#### Dataset content:
= = = =
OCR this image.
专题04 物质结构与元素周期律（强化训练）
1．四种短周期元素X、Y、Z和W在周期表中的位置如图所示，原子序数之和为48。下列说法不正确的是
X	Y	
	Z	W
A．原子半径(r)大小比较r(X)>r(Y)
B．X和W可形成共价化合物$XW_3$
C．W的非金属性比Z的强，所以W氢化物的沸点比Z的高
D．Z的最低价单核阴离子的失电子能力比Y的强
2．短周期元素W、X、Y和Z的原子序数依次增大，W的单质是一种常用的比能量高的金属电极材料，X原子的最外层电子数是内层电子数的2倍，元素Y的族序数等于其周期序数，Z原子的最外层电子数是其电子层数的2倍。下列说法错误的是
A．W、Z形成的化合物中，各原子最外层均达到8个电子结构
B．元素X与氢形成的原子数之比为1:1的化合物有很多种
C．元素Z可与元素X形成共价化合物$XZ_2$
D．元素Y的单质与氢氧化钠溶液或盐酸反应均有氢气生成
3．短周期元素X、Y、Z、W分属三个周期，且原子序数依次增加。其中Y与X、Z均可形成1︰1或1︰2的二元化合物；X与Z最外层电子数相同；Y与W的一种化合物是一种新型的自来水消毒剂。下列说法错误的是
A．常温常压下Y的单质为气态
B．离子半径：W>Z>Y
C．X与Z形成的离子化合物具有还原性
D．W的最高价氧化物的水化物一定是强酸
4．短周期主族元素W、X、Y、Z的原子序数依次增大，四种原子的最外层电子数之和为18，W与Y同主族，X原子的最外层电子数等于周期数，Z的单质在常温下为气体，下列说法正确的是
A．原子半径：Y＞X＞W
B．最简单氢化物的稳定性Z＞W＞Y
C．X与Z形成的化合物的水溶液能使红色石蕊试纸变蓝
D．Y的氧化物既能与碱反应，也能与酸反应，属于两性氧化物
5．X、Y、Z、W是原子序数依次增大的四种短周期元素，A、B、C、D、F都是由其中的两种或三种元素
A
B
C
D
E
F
= = = =
#### Problem details:
Your task is to gather all lines from the entries above that hold the word "下列说法错误的是".

#### Answer to this task:
2．短周期元素W、X、Y和Z的原子序数依次增大，W的单质是一种常用的比能量高的金属电极材料，X原子的最外层电子数是内层电子数的2倍，元素Y的族序数等于其周期序数，Z原子的最外层电子数是其电子层数的2倍。下列说法错误的是
3．短周期元素X、Y、Z、W分属三个周期，且原子序数依次增加。其中Y与X、Z均可形成1︰1或1︰2的二元化合物；X与Z最外层电子数相同；Y与W的一种化合物是一种新型的自来水消毒剂。下列说法错误的是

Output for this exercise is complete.